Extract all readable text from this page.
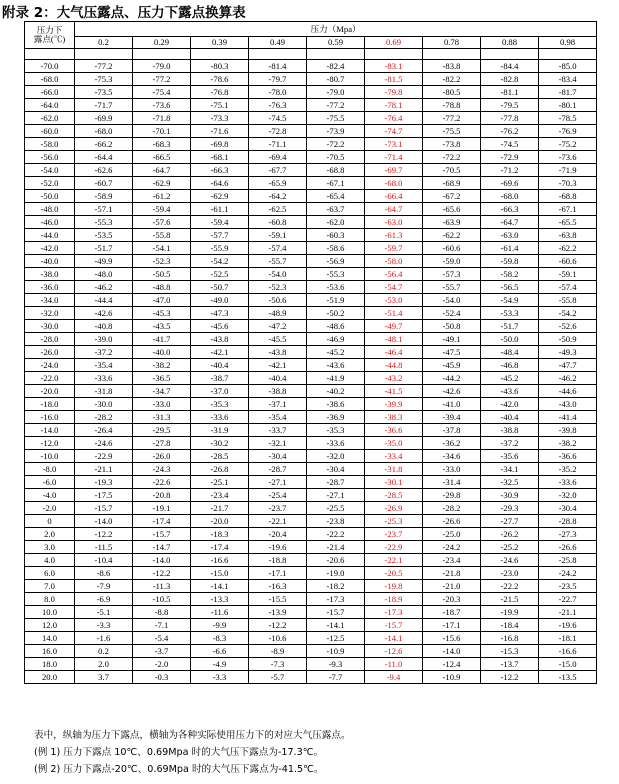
附录 2：大气压露点、压力下露点换算表
压力下
露点(℃)	压力（Mpa）								
	0.2	0.29	0.39	0.49	0.59	0.69	0.78	0.88	0.98

-70.0	-77.2	-79.0	-80.3	-81.4	-82.4	-83.1	-83.8	-84.4	-85.0
-68.0	-75.3	-77.2	-78.6	-79.7	-80.7	-81.5	-82.2	-82.8	-83.4
-66.0	-73.5	-75.4	-76.8	-78.0	-79.0	-79.8	-80.5	-81.1	-81.7
-64.0	-71.7	-73.6	-75.1	-76.3	-77.2	-78.1	-78.8	-79.5	-80.1
-62.0	-69.9	-71.8	-73.3	-74.5	-75.5	-76.4	-77.2	-77.8	-78.5
-60.0	-68.0	-70.1	-71.6	-72.8	-73.9	-74.7	-75.5	-76.2	-76.9
-58.0	-66.2	-68.3	-69.8	-71.1	-72.2	-73.1	-73.8	-74.5	-75.2
-56.0	-64.4	-66.5	-68.1	-69.4	-70.5	-71.4	-72.2	-72.9	-73.6
-54.0	-62.6	-64.7	-66.3	-67.7	-68.8	-69.7	-70.5	-71.2	-71.9
-52.0	-60.7	-62.9	-64.6	-65.9	-67.1	-68.0	-68.9	-69.6	-70.3
-50.0	-58.9	-61.2	-62.9	-64.2	-65.4	-66.4	-67.2	-68.0	-68.8
-48.0	-57.1	-59.4	-61.1	-62.5	-63.7	-64.7	-65.6	-66.3	-67.1
-46.0	-55.3	-57.6	-59.4	-60.8	-62.0	-63.0	-63.9	-64.7	-65.5
-44.0	-53.5	-55.8	-57.7	-59.1	-60.3	-61.3	-62.2	-63.0	-63.8
-42.0	-51.7	-54.1	-55.9	-57.4	-58.6	-59.7	-60.6	-61.4	-62.2
-40.0	-49.9	-52.3	-54.2	-55.7	-56.9	-58.0	-59.0	-59.8	-60.6
-38.0	-48.0	-50.5	-52.5	-54.0	-55.3	-56.4	-57.3	-58.2	-59.1
-36.0	-46.2	-48.8	-50.7	-52.3	-53.6	-54.7	-55.7	-56.5	-57.4
-34.0	-44.4	-47.0	-49.0	-50.6	-51.9	-53.0	-54.0	-54.9	-55.8
-32.0	-42.6	-45.3	-47.3	-48.9	-50.2	-51.4	-52.4	-53.3	-54.2
-30.0	-40.8	-43.5	-45.6	-47.2	-48.6	-49.7	-50.8	-51.7	-52.6
-28.0	-39.0	-41.7	-43.8	-45.5	-46.9	-48.1	-49.1	-50.0	-50.9
-26.0	-37.2	-40.0	-42.1	-43.8	-45.2	-46.4	-47.5	-48.4	-49.3
-24.0	-35.4	-38.2	-40.4	-42.1	-43.6	-44.8	-45.9	-46.8	-47.7
-22.0	-33.6	-36.5	-38.7	-40.4	-41.9	-43.2	-44.2	-45.2	-46.2
-20.0	-31.8	-34.7	-37.0	-38.8	-40.2	-41.5	-42.6	-43.6	-44.6
-18.0	-30.0	-33.0	-35.3	-37.1	-38.6	-39.9	-41.0	-42.0	-43.0
-16.0	-28.2	-31.3	-33.6	-35.4	-36.9	-38.3	-39.4	-40.4	-41.4
-14.0	-26.4	-29.5	-31.9	-33.7	-35.3	-36.6	-37.8	-38.8	-39.8
-12.0	-24.6	-27.8	-30.2	-32.1	-33.6	-35.0	-36.2	-37.2	-38.2
-10.0	-22.9	-26.0	-28.5	-30.4	-32.0	-33.4	-34.6	-35.6	-36.6
-8.0	-21.1	-24.3	-26.8	-28.7	-30.4	-31.8	-33.0	-34.1	-35.2
-6.0	-19.3	-22.6	-25.1	-27.1	-28.7	-30.1	-31.4	-32.5	-33.6
-4.0	-17.5	-20.8	-23.4	-25.4	-27.1	-28.5	-29.8	-30.9	-32.0
-2.0	-15.7	-19.1	-21.7	-23.7	-25.5	-26.9	-28.2	-29.3	-30.4
0	-14.0	-17.4	-20.0	-22.1	-23.8	-25.3	-26.6	-27.7	-28.8
2.0	-12.2	-15.7	-18.3	-20.4	-22.2	-23.7	-25.0	-26.2	-27.3
3.0	-11.5	-14.7	-17.4	-19.6	-21.4	-22.9	-24.2	-25.2	-26.6
4.0	-10.4	-14.0	-16.6	-18.8	-20.6	-22.1	-23.4	-24.6	-25.8
6.0	-8.6	-12.2	-15.0	-17.1	-19.0	-20.5	-21.8	-23.0	-24.2
7.0	-7.9	-11.3	-14.1	-16.3	-18.2	-19.8	-21.0	-22.2	-23.5
8.0	-6.9	-10.5	-13.3	-15.5	-17.3	-18.9	-20.3	-21.5	-22.7
10.0	-5.1	-8.8	-11.6	-13.9	-15.7	-17.3	-18.7	-19.9	-21.1
12.0	-3.3	-7.1	-9.9	-12.2	-14.1	-15.7	-17.1	-18.4	-19.6
14.0	-1.6	-5.4	-8.3	-10.6	-12.5	-14.1	-15.6	-16.8	-18.1
16.0	0.2	-3.7	-6.6	-8.9	-10.9	-12.6	-14.0	-15.3	-16.6
18.0	2.0	-2.0	-4.9	-7.3	-9.3	-11.0	-12.4	-13.7	-15.0
20.0	3.7	-0.3	-3.3	-5.7	-7.7	-9.4	-10.9	-12.2	-13.5
表中，纵轴为压力下露点，横轴为各种实际使用压力下的对应大气压露点。
(例 1) 压力下露点 10℃、0.69Mpa 时的大气压下露点为-17.3℃。
(例 2) 压力下露点-20℃、0.69Mpa 时的大气压下露点为-41.5℃。
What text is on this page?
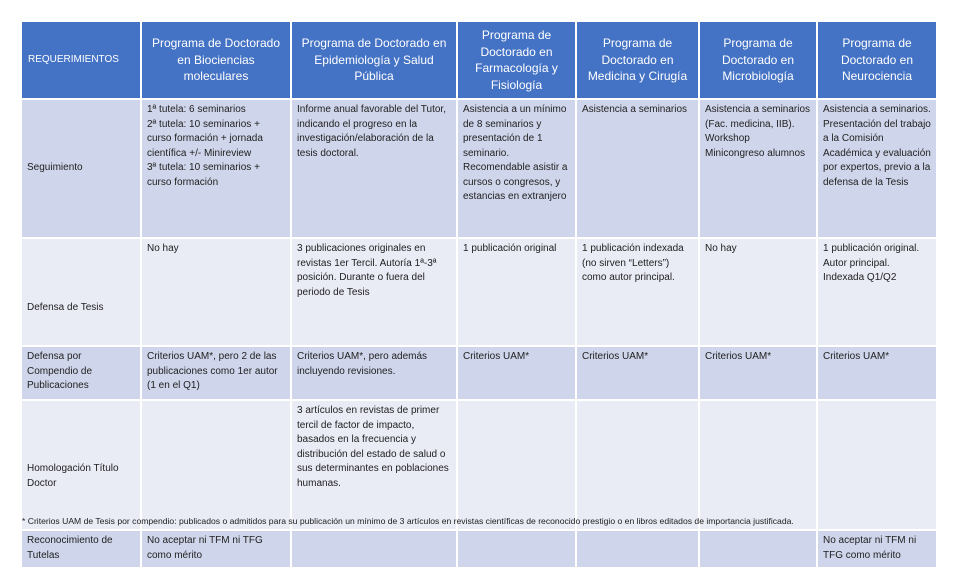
REQUERIMIENTOS	Programa de Doctorado en Biociencias moleculares	Programa de Doctorado en Epidemiología y Salud Pública	Programa de Doctorado en Farmacología y Fisiología	Programa de Doctorado en Medicina y Cirugía	Programa de Doctorado en Microbiología	Programa de Doctorado en Neurociencia
Seguimiento	1ª tutela: 6 seminarios
2ª tutela: 10 seminarios + curso formación + jornada científica +/- Minireview
3ª tutela: 10 seminarios + curso formación	Informe anual favorable del Tutor, indicando el progreso en la investigación/elaboración de la tesis doctoral.	Asistencia a un mínimo de 8 seminarios y presentación de 1 seminario. Recomendable asistir a cursos o congresos, y estancias en extranjero	Asistencia a seminarios	Asistencia a seminarios (Fac. medicina, IIB). Workshop Minicongreso alumnos	Asistencia a seminarios. Presentación del trabajo a la Comisión Académica y evaluación por expertos, previo a la defensa de la Tesis
Defensa de Tesis	No hay	3 publicaciones originales en revistas 1er Tercil. Autoría 1ª-3ª posición. Durante o fuera del periodo de Tesis	1 publicación original	1 publicación indexada (no sirven “Letters”) como autor principal.	No hay	1 publicación original. Autor principal. Indexada Q1/Q2
Defensa por Compendio de Publicaciones	Criterios UAM*, pero 2 de las publicaciones como 1er autor (1 en el Q1)	Criterios UAM*, pero además incluyendo revisiones.	Criterios UAM*	Criterios UAM*	Criterios UAM*	Criterios UAM*
Homologación Título Doctor		3 artículos en revistas de primer tercil de factor de impacto, basados en la frecuencia y distribución del estado de salud o sus determinantes en poblaciones humanas.				
Reconocimiento de Tutelas	No aceptar ni TFM ni TFG como mérito					No aceptar ni TFM ni TFG como mérito
* Criterios UAM de Tesis por compendio: publicados o admitidos para su publicación un mínimo de 3 artículos en revistas científicas de reconocido prestigio o en libros editados de importancia justificada.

+--

§ **TASK PROMPT**
Every record is to be reproduced exactly, with no pictures included.

§ **TASK RESULT**
Extract all readable text from this page.
附录 2：大气压露点、压力下露点换算表
压力下
露点(℃)	压力（Mpa）								
	0.2	0.29	0.39	0.49	0.59	0.69	0.78	0.88	0.98

-70.0	-77.2	-79.0	-80.3	-81.4	-82.4	-83.1	-83.8	-84.4	-85.0
-68.0	-75.3	-77.2	-78.6	-79.7	-80.7	-81.5	-82.2	-82.8	-83.4
-66.0	-73.5	-75.4	-76.8	-78.0	-79.0	-79.8	-80.5	-81.1	-81.7
-64.0	-71.7	-73.6	-75.1	-76.3	-77.2	-78.1	-78.8	-79.5	-80.1
-62.0	-69.9	-71.8	-73.3	-74.5	-75.5	-76.4	-77.2	-77.8	-78.5
-60.0	-68.0	-70.1	-71.6	-72.8	-73.9	-74.7	-75.5	-76.2	-76.9
-58.0	-66.2	-68.3	-69.8	-71.1	-72.2	-73.1	-73.8	-74.5	-75.2
-56.0	-64.4	-66.5	-68.1	-69.4	-70.5	-71.4	-72.2	-72.9	-73.6
-54.0	-62.6	-64.7	-66.3	-67.7	-68.8	-69.7	-70.5	-71.2	-71.9
-52.0	-60.7	-62.9	-64.6	-65.9	-67.1	-68.0	-68.9	-69.6	-70.3
-50.0	-58.9	-61.2	-62.9	-64.2	-65.4	-66.4	-67.2	-68.0	-68.8
-48.0	-57.1	-59.4	-61.1	-62.5	-63.7	-64.7	-65.6	-66.3	-67.1
-46.0	-55.3	-57.6	-59.4	-60.8	-62.0	-63.0	-63.9	-64.7	-65.5
-44.0	-53.5	-55.8	-57.7	-59.1	-60.3	-61.3	-62.2	-63.0	-63.8
-42.0	-51.7	-54.1	-55.9	-57.4	-58.6	-59.7	-60.6	-61.4	-62.2
-40.0	-49.9	-52.3	-54.2	-55.7	-56.9	-58.0	-59.0	-59.8	-60.6
-38.0	-48.0	-50.5	-52.5	-54.0	-55.3	-56.4	-57.3	-58.2	-59.1
-36.0	-46.2	-48.8	-50.7	-52.3	-53.6	-54.7	-55.7	-56.5	-57.4
-34.0	-44.4	-47.0	-49.0	-50.6	-51.9	-53.0	-54.0	-54.9	-55.8
-32.0	-42.6	-45.3	-47.3	-48.9	-50.2	-51.4	-52.4	-53.3	-54.2
-30.0	-40.8	-43.5	-45.6	-47.2	-48.6	-49.7	-50.8	-51.7	-52.6
-28.0	-39.0	-41.7	-43.8	-45.5	-46.9	-48.1	-49.1	-50.0	-50.9
-26.0	-37.2	-40.0	-42.1	-43.8	-45.2	-46.4	-47.5	-48.4	-49.3
-24.0	-35.4	-38.2	-40.4	-42.1	-43.6	-44.8	-45.9	-46.8	-47.7
-22.0	-33.6	-36.5	-38.7	-40.4	-41.9	-43.2	-44.2	-45.2	-46.2
-20.0	-31.8	-34.7	-37.0	-38.8	-40.2	-41.5	-42.6	-43.6	-44.6
-18.0	-30.0	-33.0	-35.3	-37.1	-38.6	-39.9	-41.0	-42.0	-43.0
-16.0	-28.2	-31.3	-33.6	-35.4	-36.9	-38.3	-39.4	-40.4	-41.4
-14.0	-26.4	-29.5	-31.9	-33.7	-35.3	-36.6	-37.8	-38.8	-39.8
-12.0	-24.6	-27.8	-30.2	-32.1	-33.6	-35.0	-36.2	-37.2	-38.2
-10.0	-22.9	-26.0	-28.5	-30.4	-32.0	-33.4	-34.6	-35.6	-36.6
-8.0	-21.1	-24.3	-26.8	-28.7	-30.4	-31.8	-33.0	-34.1	-35.2
-6.0	-19.3	-22.6	-25.1	-27.1	-28.7	-30.1	-31.4	-32.5	-33.6
-4.0	-17.5	-20.8	-23.4	-25.4	-27.1	-28.5	-29.8	-30.9	-32.0
-2.0	-15.7	-19.1	-21.7	-23.7	-25.5	-26.9	-28.2	-29.3	-30.4
0	-14.0	-17.4	-20.0	-22.1	-23.8	-25.3	-26.6	-27.7	-28.8
2.0	-12.2	-15.7	-18.3	-20.4	-22.2	-23.7	-25.0	-26.2	-27.3
3.0	-11.5	-14.7	-17.4	-19.6	-21.4	-22.9	-24.2	-25.2	-26.6
4.0	-10.4	-14.0	-16.6	-18.8	-20.6	-22.1	-23.4	-24.6	-25.8
6.0	-8.6	-12.2	-15.0	-17.1	-19.0	-20.5	-21.8	-23.0	-24.2
7.0	-7.9	-11.3	-14.1	-16.3	-18.2	-19.8	-21.0	-22.2	-23.5
8.0	-6.9	-10.5	-13.3	-15.5	-17.3	-18.9	-20.3	-21.5	-22.7
10.0	-5.1	-8.8	-11.6	-13.9	-15.7	-17.3	-18.7	-19.9	-21.1
12.0	-3.3	-7.1	-9.9	-12.2	-14.1	-15.7	-17.1	-18.4	-19.6
14.0	-1.6	-5.4	-8.3	-10.6	-12.5	-14.1	-15.6	-16.8	-18.1
16.0	0.2	-3.7	-6.6	-8.9	-10.9	-12.6	-14.0	-15.3	-16.6
18.0	2.0	-2.0	-4.9	-7.3	-9.3	-11.0	-12.4	-13.7	-15.0
20.0	3.7	-0.3	-3.3	-5.7	-7.7	-9.4	-10.9	-12.2	-13.5
表中，纵轴为压力下露点，横轴为各种实际使用压力下的对应大气压露点。
(例 1) 压力下露点 10℃、0.69Mpa 时的大气压下露点为-17.3℃。
(例 2) 压力下露点-20℃、0.69Mpa 时的大气压下露点为-41.5℃。
What text is on this page?
REQUERIMIENTOS	Programa de Doctorado en Biociencias moleculares	Programa de Doctorado en Epidemiología y Salud Pública	Programa de Doctorado en Farmacología y Fisiología	Programa de Doctorado en Medicina y Cirugía	Programa de Doctorado en Microbiología	Programa de Doctorado en Neurociencia
Seguimiento	1ª tutela: 6 seminarios
2ª tutela: 10 seminarios + curso formación + jornada científica +/- Minireview
3ª tutela: 10 seminarios + curso formación	Informe anual favorable del Tutor, indicando el progreso en la investigación/elaboración de la tesis doctoral.	Asistencia a un mínimo de 8 seminarios y presentación de 1 seminario. Recomendable asistir a cursos o congresos, y estancias en extranjero	Asistencia a seminarios	Asistencia a seminarios (Fac. medicina, IIB). Workshop Minicongreso alumnos	Asistencia a seminarios. Presentación del trabajo a la Comisión Académica y evaluación por expertos, previo a la defensa de la Tesis
Defensa de Tesis	No hay	3 publicaciones originales en revistas 1er Tercil. Autoría 1ª-3ª posición. Durante o fuera del periodo de Tesis	1 publicación original	1 publicación indexada (no sirven “Letters”) como autor principal.	No hay	1 publicación original. Autor principal. Indexada Q1/Q2
Defensa por Compendio de Publicaciones	Criterios UAM*, pero 2 de las publicaciones como 1er autor (1 en el Q1)	Criterios UAM*, pero además incluyendo revisiones.	Criterios UAM*	Criterios UAM*	Criterios UAM*	Criterios UAM*
Homologación Título Doctor		3 artículos en revistas de primer tercil de factor de impacto, basados en la frecuencia y distribución del estado de salud o sus determinantes en poblaciones humanas.				
Reconocimiento de Tutelas	No aceptar ni TFM ni TFG como mérito					No aceptar ni TFM ni TFG como mérito
* Criterios UAM de Tesis por compendio: publicados o admitidos para su publicación un mínimo de 3 artículos en revistas científicas de reconocido prestigio o en libros editados de importancia justificada.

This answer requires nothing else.